--- begin ---

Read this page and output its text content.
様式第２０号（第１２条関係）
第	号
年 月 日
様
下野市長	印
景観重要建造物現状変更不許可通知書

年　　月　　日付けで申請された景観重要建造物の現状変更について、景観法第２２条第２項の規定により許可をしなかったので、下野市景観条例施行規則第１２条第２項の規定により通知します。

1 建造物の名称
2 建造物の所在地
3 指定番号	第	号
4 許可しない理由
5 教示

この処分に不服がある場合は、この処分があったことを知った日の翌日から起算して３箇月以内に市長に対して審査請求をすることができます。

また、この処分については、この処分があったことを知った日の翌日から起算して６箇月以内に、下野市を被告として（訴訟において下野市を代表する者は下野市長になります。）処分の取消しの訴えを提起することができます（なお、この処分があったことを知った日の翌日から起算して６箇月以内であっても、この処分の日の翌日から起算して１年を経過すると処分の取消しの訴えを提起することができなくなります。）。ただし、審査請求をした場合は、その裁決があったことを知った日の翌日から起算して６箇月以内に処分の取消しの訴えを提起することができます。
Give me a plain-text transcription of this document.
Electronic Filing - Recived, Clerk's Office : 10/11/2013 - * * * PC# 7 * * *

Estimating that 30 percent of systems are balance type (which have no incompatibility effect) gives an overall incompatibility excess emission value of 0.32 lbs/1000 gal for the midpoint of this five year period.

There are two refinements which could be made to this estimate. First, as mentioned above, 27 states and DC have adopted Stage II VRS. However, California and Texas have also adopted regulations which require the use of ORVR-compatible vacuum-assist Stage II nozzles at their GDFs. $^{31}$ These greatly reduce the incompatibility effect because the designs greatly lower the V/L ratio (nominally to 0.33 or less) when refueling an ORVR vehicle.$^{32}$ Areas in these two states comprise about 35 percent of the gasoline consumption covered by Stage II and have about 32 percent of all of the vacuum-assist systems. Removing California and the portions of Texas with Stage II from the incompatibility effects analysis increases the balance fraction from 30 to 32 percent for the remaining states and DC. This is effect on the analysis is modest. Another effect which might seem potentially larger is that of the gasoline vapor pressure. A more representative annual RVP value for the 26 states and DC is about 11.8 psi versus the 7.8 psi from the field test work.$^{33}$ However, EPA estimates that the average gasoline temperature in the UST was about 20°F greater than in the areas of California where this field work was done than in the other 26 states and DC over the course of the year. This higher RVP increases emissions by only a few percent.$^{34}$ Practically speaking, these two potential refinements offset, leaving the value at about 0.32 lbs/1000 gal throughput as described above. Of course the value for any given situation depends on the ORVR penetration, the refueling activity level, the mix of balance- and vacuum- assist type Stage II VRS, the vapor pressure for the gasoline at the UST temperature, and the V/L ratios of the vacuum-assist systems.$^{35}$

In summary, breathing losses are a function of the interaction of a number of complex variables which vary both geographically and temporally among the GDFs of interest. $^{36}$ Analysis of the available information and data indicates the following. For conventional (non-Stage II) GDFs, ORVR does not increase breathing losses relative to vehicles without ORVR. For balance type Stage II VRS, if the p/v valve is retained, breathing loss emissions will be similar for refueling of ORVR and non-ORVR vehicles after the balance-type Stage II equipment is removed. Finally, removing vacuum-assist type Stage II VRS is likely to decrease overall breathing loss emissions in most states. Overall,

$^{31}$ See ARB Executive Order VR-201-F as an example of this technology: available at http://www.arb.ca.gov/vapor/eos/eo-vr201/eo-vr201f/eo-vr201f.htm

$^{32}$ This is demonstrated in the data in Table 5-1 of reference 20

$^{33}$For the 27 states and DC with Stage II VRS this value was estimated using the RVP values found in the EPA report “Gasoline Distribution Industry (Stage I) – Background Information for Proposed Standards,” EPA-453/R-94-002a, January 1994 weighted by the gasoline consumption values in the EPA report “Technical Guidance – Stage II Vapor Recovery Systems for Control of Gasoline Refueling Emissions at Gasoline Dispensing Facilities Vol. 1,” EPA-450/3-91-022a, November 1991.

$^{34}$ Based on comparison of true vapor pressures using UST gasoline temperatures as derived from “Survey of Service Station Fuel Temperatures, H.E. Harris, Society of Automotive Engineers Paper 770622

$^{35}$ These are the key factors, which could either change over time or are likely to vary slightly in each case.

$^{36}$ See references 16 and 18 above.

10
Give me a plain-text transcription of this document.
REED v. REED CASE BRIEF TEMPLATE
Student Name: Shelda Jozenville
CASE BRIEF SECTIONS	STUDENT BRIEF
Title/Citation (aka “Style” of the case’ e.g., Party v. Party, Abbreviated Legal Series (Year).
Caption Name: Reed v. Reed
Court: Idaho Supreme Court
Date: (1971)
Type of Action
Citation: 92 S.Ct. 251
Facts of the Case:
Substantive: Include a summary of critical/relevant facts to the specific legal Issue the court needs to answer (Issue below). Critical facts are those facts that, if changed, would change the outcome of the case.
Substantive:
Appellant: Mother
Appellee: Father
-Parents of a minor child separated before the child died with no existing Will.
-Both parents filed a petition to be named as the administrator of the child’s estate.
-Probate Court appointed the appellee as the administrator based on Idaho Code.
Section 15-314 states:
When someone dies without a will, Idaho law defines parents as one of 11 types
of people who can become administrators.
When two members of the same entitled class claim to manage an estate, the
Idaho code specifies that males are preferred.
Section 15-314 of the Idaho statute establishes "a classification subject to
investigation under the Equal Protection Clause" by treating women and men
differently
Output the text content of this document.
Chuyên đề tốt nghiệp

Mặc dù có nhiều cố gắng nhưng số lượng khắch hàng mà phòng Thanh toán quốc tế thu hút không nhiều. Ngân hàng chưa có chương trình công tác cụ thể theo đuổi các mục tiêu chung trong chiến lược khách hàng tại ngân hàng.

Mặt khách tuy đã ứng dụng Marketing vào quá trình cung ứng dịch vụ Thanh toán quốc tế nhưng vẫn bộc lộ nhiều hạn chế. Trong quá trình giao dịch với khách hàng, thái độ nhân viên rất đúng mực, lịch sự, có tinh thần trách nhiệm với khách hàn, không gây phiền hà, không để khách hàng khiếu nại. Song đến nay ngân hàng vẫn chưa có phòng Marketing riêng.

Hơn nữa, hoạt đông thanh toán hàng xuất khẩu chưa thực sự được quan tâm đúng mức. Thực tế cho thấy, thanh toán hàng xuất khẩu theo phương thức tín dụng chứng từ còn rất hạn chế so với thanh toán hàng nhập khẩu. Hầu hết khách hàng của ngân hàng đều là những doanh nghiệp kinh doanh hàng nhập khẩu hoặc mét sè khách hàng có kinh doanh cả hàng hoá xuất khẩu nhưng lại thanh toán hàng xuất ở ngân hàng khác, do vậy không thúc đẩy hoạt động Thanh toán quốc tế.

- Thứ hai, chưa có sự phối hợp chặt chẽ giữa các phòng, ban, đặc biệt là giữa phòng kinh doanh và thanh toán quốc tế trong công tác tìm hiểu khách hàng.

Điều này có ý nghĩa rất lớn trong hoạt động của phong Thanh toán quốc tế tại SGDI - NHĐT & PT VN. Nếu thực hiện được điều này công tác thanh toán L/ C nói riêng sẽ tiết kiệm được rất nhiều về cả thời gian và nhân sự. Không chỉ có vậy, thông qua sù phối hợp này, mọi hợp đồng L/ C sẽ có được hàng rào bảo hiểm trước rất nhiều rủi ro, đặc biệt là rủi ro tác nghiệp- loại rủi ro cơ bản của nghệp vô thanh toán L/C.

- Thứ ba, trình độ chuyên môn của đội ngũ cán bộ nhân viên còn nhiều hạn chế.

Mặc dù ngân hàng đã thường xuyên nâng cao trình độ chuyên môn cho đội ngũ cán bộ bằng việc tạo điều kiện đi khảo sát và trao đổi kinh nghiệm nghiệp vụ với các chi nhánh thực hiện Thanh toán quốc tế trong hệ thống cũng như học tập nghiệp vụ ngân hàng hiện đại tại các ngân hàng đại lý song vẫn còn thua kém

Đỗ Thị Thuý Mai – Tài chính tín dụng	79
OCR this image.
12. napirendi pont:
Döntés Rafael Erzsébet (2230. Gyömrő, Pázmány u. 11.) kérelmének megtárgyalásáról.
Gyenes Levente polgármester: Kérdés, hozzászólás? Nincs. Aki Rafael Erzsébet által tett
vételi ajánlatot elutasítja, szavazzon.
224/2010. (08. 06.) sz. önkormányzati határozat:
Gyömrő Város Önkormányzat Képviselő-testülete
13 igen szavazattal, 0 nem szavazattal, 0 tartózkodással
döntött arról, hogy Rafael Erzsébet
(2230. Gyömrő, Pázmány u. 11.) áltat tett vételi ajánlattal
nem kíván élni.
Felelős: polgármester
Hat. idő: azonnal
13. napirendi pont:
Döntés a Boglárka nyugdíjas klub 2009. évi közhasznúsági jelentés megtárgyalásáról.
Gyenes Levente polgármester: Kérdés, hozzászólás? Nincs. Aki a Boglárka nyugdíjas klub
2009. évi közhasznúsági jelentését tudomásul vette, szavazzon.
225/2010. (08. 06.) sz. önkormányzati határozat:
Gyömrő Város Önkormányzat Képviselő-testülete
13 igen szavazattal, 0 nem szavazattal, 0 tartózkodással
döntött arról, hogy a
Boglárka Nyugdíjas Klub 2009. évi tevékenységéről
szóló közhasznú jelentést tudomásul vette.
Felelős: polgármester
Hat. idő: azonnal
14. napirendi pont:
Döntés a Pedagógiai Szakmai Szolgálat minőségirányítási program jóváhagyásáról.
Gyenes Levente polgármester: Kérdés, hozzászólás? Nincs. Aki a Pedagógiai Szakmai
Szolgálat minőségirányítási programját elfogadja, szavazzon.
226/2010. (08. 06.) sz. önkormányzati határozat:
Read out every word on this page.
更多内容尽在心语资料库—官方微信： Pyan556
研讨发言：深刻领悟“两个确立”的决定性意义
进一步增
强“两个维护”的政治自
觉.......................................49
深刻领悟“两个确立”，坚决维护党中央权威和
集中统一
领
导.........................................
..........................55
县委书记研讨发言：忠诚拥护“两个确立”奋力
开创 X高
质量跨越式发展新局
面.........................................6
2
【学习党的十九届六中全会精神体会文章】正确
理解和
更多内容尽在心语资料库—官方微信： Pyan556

--- end ---

▶ **Aim**:
Extract every line above containing the word "határozat".

▶ **Worked answer**:
224/2010. (08. 06.) sz. önkormányzati határozat:
225/2010. (08. 06.) sz. önkormányzati határozat:
226/2010. (08. 06.) sz. önkormányzati határozat:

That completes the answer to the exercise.